### [WHAT IS NEEDED]
In the listing that follows, count each line containing the string "暑さ対策で使っている商品を教えてください" and report only the count.

(Figure record extracts)
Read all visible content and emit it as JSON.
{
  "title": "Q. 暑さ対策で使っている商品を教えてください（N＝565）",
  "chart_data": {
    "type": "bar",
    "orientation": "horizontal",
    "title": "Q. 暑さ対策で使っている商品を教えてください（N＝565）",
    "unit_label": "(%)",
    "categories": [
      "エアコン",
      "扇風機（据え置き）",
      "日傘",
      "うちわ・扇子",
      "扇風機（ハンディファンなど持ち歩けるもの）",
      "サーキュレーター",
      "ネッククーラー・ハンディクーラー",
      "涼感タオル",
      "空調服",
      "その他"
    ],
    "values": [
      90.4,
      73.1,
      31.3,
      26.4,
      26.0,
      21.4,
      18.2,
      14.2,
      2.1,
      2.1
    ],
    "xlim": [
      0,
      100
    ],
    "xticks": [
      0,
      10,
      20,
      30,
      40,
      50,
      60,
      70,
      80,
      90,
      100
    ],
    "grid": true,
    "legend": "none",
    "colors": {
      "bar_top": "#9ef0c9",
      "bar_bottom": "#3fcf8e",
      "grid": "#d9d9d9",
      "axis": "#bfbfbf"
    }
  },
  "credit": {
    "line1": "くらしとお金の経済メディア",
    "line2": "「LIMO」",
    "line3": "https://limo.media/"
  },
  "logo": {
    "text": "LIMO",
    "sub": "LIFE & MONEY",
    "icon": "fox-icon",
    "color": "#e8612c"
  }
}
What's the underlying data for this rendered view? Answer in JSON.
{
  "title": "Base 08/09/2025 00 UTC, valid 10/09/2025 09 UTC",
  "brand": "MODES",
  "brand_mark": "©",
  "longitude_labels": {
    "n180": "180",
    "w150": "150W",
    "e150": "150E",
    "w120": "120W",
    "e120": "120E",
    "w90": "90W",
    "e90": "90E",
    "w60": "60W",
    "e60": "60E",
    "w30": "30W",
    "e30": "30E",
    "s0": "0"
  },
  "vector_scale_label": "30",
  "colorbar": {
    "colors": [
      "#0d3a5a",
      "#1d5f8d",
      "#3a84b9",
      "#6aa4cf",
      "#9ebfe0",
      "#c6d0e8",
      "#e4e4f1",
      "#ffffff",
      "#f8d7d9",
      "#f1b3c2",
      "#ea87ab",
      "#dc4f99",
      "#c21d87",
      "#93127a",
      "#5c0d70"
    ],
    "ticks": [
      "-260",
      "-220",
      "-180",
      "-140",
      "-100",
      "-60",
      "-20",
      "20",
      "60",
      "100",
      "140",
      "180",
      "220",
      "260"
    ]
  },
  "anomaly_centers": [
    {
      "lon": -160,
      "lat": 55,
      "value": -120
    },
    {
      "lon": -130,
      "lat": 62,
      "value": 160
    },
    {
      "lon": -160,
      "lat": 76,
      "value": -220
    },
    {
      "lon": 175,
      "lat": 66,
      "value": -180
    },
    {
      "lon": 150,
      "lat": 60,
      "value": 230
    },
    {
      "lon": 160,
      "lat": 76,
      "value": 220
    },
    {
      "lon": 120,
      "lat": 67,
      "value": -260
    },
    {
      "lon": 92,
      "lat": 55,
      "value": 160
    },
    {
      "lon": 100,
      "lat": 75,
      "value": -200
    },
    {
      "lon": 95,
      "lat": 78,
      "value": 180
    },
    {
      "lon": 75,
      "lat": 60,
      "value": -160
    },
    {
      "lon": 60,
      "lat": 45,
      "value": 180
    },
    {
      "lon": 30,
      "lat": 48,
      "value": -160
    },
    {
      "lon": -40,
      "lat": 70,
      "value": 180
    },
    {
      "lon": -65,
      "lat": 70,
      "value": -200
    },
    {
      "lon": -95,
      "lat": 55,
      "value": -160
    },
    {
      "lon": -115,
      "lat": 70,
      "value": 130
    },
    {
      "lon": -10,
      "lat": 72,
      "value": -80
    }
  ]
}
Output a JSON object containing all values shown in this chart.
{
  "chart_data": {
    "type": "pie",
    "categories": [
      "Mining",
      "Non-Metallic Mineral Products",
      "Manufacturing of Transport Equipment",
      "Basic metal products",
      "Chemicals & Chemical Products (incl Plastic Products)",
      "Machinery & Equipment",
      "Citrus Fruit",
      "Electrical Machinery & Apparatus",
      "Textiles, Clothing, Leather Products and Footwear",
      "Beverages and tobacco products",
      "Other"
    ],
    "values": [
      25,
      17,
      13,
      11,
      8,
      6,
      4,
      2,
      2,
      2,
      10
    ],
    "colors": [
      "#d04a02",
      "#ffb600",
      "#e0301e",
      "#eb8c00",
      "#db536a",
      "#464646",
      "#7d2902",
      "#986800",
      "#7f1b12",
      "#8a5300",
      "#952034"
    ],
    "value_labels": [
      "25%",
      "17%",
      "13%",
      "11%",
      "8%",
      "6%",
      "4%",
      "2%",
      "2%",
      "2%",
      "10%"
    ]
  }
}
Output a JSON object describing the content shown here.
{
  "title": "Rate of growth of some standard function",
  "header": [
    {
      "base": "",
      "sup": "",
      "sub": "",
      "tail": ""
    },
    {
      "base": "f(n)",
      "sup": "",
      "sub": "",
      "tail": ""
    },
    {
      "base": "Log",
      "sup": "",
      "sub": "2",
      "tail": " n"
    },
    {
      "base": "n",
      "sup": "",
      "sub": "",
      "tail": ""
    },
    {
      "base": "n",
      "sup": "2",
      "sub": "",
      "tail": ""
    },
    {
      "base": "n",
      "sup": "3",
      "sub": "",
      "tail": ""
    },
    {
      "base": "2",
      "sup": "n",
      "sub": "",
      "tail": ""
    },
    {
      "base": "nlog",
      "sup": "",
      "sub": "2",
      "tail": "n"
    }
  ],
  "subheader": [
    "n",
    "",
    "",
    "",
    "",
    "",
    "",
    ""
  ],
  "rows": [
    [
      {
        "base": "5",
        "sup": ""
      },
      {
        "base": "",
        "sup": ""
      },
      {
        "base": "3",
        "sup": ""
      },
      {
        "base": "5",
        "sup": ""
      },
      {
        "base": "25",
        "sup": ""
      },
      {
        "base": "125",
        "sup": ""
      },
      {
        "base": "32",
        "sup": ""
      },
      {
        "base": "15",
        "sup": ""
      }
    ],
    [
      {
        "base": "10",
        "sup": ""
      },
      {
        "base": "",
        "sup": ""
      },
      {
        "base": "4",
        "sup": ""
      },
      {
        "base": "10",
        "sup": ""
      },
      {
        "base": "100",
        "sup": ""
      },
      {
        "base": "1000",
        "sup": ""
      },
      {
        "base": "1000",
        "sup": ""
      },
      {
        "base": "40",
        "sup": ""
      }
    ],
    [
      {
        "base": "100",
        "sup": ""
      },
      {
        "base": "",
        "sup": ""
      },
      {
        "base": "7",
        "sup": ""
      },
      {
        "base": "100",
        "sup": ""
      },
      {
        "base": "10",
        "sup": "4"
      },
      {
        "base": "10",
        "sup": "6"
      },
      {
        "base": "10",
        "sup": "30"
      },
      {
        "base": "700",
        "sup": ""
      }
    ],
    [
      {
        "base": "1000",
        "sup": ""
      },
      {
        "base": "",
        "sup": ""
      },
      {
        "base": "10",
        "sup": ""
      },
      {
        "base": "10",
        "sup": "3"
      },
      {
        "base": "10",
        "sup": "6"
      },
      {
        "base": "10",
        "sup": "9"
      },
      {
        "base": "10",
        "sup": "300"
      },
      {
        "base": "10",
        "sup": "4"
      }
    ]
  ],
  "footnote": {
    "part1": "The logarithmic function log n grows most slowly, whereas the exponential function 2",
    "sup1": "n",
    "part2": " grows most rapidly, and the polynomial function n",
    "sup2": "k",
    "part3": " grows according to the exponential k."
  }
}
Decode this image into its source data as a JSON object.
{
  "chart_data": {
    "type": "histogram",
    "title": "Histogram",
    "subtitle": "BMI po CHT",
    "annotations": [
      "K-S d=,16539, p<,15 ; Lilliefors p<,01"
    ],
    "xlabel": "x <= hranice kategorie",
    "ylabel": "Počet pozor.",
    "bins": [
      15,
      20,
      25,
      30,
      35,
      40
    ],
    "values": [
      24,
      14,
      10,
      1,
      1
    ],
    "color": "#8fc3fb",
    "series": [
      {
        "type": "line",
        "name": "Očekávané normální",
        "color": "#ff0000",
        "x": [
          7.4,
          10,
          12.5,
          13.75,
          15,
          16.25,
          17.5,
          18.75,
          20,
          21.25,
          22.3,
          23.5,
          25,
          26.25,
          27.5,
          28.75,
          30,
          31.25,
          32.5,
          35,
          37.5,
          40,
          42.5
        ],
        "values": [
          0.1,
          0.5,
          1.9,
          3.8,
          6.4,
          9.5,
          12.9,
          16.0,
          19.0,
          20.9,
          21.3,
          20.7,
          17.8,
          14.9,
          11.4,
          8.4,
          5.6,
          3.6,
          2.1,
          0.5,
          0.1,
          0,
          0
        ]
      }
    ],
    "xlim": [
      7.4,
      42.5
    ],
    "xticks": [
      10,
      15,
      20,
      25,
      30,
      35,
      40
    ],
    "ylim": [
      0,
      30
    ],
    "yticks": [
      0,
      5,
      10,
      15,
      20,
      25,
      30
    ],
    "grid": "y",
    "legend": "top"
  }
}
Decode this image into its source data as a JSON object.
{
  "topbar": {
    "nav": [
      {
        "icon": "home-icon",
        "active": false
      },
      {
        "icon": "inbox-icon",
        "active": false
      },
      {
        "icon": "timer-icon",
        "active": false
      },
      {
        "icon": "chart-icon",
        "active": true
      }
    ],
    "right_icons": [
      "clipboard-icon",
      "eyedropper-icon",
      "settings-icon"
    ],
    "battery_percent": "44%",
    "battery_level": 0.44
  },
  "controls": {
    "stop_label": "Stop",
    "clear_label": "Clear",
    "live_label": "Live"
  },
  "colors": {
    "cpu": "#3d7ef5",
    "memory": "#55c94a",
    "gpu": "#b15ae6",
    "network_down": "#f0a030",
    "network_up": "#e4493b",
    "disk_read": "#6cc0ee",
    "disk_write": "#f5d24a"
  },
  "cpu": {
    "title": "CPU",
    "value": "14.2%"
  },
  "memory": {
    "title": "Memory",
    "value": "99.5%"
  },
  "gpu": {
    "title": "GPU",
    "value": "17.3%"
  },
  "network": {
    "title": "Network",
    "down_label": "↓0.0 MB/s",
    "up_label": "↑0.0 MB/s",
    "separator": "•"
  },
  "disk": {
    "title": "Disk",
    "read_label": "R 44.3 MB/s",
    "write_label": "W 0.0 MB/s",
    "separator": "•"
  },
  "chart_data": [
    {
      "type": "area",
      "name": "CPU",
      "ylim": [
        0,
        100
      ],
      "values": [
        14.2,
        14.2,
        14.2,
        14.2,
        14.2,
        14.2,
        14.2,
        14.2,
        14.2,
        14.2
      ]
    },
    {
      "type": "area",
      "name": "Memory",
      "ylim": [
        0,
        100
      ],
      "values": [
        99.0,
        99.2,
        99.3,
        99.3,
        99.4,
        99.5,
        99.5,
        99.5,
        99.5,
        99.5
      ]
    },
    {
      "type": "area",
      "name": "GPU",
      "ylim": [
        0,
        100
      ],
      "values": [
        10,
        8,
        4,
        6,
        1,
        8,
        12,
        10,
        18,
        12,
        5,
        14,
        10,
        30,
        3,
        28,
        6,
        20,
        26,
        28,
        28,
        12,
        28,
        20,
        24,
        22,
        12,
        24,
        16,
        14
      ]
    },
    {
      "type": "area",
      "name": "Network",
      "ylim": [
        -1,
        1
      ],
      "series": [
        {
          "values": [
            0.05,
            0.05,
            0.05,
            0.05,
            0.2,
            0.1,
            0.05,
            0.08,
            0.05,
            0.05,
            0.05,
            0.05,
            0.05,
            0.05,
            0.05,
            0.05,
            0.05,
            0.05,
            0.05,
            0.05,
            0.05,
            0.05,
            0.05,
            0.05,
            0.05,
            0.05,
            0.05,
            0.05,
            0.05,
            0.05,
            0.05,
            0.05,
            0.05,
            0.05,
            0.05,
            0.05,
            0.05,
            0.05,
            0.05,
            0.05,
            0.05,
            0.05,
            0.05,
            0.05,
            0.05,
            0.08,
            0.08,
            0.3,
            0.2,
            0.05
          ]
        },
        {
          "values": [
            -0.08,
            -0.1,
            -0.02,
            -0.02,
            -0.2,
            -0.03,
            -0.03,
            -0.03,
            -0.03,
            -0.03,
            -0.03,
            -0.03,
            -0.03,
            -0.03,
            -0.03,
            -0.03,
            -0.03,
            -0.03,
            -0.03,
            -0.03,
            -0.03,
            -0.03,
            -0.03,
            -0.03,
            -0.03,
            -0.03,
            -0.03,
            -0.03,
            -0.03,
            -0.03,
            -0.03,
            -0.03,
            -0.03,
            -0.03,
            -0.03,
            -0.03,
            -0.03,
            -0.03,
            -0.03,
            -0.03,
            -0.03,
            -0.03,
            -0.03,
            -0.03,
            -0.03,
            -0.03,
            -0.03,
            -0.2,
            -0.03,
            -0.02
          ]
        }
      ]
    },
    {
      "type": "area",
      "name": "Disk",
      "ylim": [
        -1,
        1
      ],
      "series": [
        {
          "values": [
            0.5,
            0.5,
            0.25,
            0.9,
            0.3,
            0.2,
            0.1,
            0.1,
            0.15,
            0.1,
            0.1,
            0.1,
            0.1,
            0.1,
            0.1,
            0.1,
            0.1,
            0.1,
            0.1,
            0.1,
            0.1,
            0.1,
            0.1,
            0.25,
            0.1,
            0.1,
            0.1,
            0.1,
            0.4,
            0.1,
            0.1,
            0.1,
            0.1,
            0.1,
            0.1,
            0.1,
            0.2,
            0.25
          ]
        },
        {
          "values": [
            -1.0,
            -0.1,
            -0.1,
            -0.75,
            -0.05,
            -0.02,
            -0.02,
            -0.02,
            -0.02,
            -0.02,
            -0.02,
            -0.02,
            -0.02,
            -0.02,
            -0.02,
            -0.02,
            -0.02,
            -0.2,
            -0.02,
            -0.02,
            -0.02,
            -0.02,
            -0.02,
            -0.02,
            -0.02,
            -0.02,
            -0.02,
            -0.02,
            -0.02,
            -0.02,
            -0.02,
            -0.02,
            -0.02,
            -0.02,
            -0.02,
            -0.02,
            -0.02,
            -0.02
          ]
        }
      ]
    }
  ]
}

### [SOLUTION]
2